**GOAL:** Copy all the data exactly, except the pictures.

[Dataset rows]
====

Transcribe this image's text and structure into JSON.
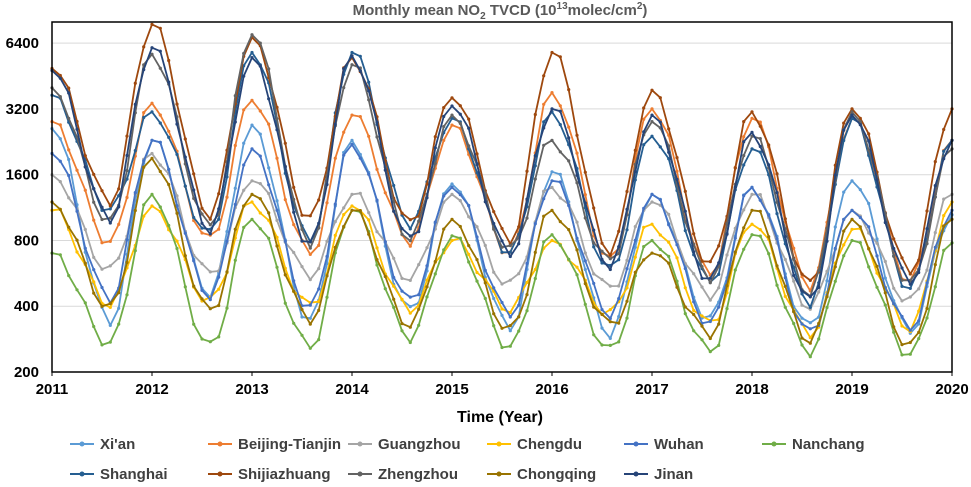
{
  "chart_data": {
    "type": "line",
    "title_main": "Monthly mean NO",
    "title_sub": "2",
    "title_mid": " TVCD (10",
    "title_sup1": "13",
    "title_unit": "molec/cm",
    "title_sup2": "2",
    "title_end": ")",
    "xlabel": "Time (Year)",
    "ylabel": "",
    "y_scale": "log2",
    "ylim": [
      200,
      8000
    ],
    "y_ticks": [
      200,
      400,
      800,
      1600,
      3200,
      6400
    ],
    "y_tick_labels": [
      "200",
      "400",
      "800",
      "1600",
      "3200",
      "6400"
    ],
    "x_start_year": 2011,
    "x_ticks": [
      "2011",
      "2012",
      "2013",
      "2014",
      "2015",
      "2016",
      "2017",
      "2018",
      "2019",
      "2020"
    ],
    "months_per_year": 12,
    "gridlines": "horizontal",
    "legend_position": "bottom",
    "series": [
      {
        "name": "Xi'an",
        "color": "#5b9bd5",
        "peaks": [
          2600,
          2300,
          2700,
          2300,
          1450,
          1650,
          1300,
          1400,
          1500,
          1050
        ],
        "troughs": [
          340,
          460,
          340,
          380,
          320,
          300,
          350,
          320,
          310
        ]
      },
      {
        "name": "Beijing-Tianjin",
        "color": "#ed7d31",
        "peaks": [
          2800,
          3400,
          3500,
          3000,
          2700,
          3800,
          3200,
          2900,
          2900,
          2300
        ],
        "troughs": [
          780,
          800,
          700,
          800,
          700,
          640,
          560,
          500,
          520
        ]
      },
      {
        "name": "Guangzhou",
        "color": "#a5a5a5",
        "peaks": [
          1600,
          2000,
          1500,
          1300,
          1300,
          1400,
          1200,
          1300,
          1100,
          1300
        ],
        "troughs": [
          580,
          560,
          560,
          540,
          500,
          480,
          450,
          400,
          420
        ]
      },
      {
        "name": "Chengdu",
        "color": "#ffc000",
        "peaks": [
          1100,
          1150,
          1200,
          1150,
          800,
          800,
          950,
          950,
          900,
          1200
        ],
        "troughs": [
          410,
          420,
          400,
          390,
          390,
          370,
          330,
          300,
          320
        ]
      },
      {
        "name": "Wuhan",
        "color": "#4472c4",
        "peaks": [
          2000,
          2300,
          2100,
          2200,
          1400,
          1500,
          1300,
          1400,
          1100,
          1100
        ],
        "troughs": [
          430,
          450,
          390,
          420,
          370,
          370,
          330,
          300,
          320
        ]
      },
      {
        "name": "Nanchang",
        "color": "#70ad47",
        "peaks": [
          700,
          1300,
          1000,
          1100,
          840,
          850,
          800,
          850,
          800,
          780
        ],
        "troughs": [
          270,
          260,
          260,
          290,
          260,
          250,
          250,
          250,
          240
        ]
      },
      {
        "name": "Shanghai",
        "color": "#255e91",
        "peaks": [
          3700,
          3100,
          5800,
          5800,
          2900,
          3100,
          2400,
          2100,
          2900,
          2300
        ],
        "troughs": [
          1100,
          850,
          800,
          960,
          700,
          580,
          520,
          420,
          480
        ]
      },
      {
        "name": "Shijiazhuang",
        "color": "#9e480e",
        "peaks": [
          4900,
          7800,
          6800,
          5500,
          3600,
          5800,
          3900,
          3100,
          3200,
          3200
        ],
        "troughs": [
          1200,
          1050,
          1000,
          950,
          800,
          720,
          620,
          500,
          580
        ]
      },
      {
        "name": "Zhengzhou",
        "color": "#636363",
        "peaks": [
          4000,
          5700,
          7000,
          5100,
          3000,
          2300,
          2800,
          2400,
          3100,
          2100
        ],
        "troughs": [
          960,
          920,
          780,
          820,
          720,
          640,
          540,
          460,
          500
        ]
      },
      {
        "name": "Chongqing",
        "color": "#997300",
        "peaks": [
          1200,
          1900,
          1300,
          1100,
          1000,
          1100,
          700,
          1100,
          1000,
          1000
        ],
        "troughs": [
          390,
          380,
          350,
          330,
          310,
          330,
          300,
          280,
          260
        ]
      },
      {
        "name": "Jinan",
        "color": "#264478",
        "peaks": [
          4800,
          6100,
          5500,
          5600,
          3300,
          3200,
          3000,
          2500,
          3000,
          2300
        ],
        "troughs": [
          1000,
          900,
          760,
          800,
          700,
          620,
          520,
          420,
          520
        ]
      }
    ]
  }
}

====

**CORRECT RESULT:**
Transcribe this image's text and structure into JSON.
{
  "chart_data": {
    "type": "line",
    "title_main": "Monthly mean NO",
    "title_sub": "2",
    "title_mid": " TVCD (10",
    "title_sup1": "13",
    "title_unit": "molec/cm",
    "title_sup2": "2",
    "title_end": ")",
    "xlabel": "Time (Year)",
    "ylabel": "",
    "y_scale": "log2",
    "ylim": [
      200,
      8000
    ],
    "y_ticks": [
      200,
      400,
      800,
      1600,
      3200,
      6400
    ],
    "y_tick_labels": [
      "200",
      "400",
      "800",
      "1600",
      "3200",
      "6400"
    ],
    "x_start_year": 2011,
    "x_ticks": [
      "2011",
      "2012",
      "2013",
      "2014",
      "2015",
      "2016",
      "2017",
      "2018",
      "2019",
      "2020"
    ],
    "months_per_year": 12,
    "gridlines": "horizontal",
    "legend_position": "bottom",
    "series": [
      {
        "name": "Xi'an",
        "color": "#5b9bd5",
        "peaks": [
          2600,
          2300,
          2700,
          2300,
          1450,
          1650,
          1300,
          1400,
          1500,
          1050
        ],
        "troughs": [
          340,
          460,
          340,
          380,
          320,
          300,
          350,
          320,
          310
        ]
      },
      {
        "name": "Beijing-Tianjin",
        "color": "#ed7d31",
        "peaks": [
          2800,
          3400,
          3500,
          3000,
          2700,
          3800,
          3200,
          2900,
          2900,
          2300
        ],
        "troughs": [
          780,
          800,
          700,
          800,
          700,
          640,
          560,
          500,
          520
        ]
      },
      {
        "name": "Guangzhou",
        "color": "#a5a5a5",
        "peaks": [
          1600,
          2000,
          1500,
          1300,
          1300,
          1400,
          1200,
          1300,
          1100,
          1300
        ],
        "troughs": [
          580,
          560,
          560,
          540,
          500,
          480,
          450,
          400,
          420
        ]
      },
      {
        "name": "Chengdu",
        "color": "#ffc000",
        "peaks": [
          1100,
          1150,
          1200,
          1150,
          800,
          800,
          950,
          950,
          900,
          1200
        ],
        "troughs": [
          410,
          420,
          400,
          390,
          390,
          370,
          330,
          300,
          320
        ]
      },
      {
        "name": "Wuhan",
        "color": "#4472c4",
        "peaks": [
          2000,
          2300,
          2100,
          2200,
          1400,
          1500,
          1300,
          1400,
          1100,
          1100
        ],
        "troughs": [
          430,
          450,
          390,
          420,
          370,
          370,
          330,
          300,
          320
        ]
      },
      {
        "name": "Nanchang",
        "color": "#70ad47",
        "peaks": [
          700,
          1300,
          1000,
          1100,
          840,
          850,
          800,
          850,
          800,
          780
        ],
        "troughs": [
          270,
          260,
          260,
          290,
          260,
          250,
          250,
          250,
          240
        ]
      },
      {
        "name": "Shanghai",
        "color": "#255e91",
        "peaks": [
          3700,
          3100,
          5800,
          5800,
          2900,
          3100,
          2400,
          2100,
          2900,
          2300
        ],
        "troughs": [
          1100,
          850,
          800,
          960,
          700,
          580,
          520,
          420,
          480
        ]
      },
      {
        "name": "Shijiazhuang",
        "color": "#9e480e",
        "peaks": [
          4900,
          7800,
          6800,
          5500,
          3600,
          5800,
          3900,
          3100,
          3200,
          3200
        ],
        "troughs": [
          1200,
          1050,
          1000,
          950,
          800,
          720,
          620,
          500,
          580
        ]
      },
      {
        "name": "Zhengzhou",
        "color": "#636363",
        "peaks": [
          4000,
          5700,
          7000,
          5100,
          3000,
          2300,
          2800,
          2400,
          3100,
          2100
        ],
        "troughs": [
          960,
          920,
          780,
          820,
          720,
          640,
          540,
          460,
          500
        ]
      },
      {
        "name": "Chongqing",
        "color": "#997300",
        "peaks": [
          1200,
          1900,
          1300,
          1100,
          1000,
          1100,
          700,
          1100,
          1000,
          1000
        ],
        "troughs": [
          390,
          380,
          350,
          330,
          310,
          330,
          300,
          280,
          260
        ]
      },
      {
        "name": "Jinan",
        "color": "#264478",
        "peaks": [
          4800,
          6100,
          5500,
          5600,
          3300,
          3200,
          3000,
          2500,
          3000,
          2300
        ],
        "troughs": [
          1000,
          900,
          760,
          800,
          700,
          620,
          520,
          420,
          520
        ]
      }
    ]
  }
}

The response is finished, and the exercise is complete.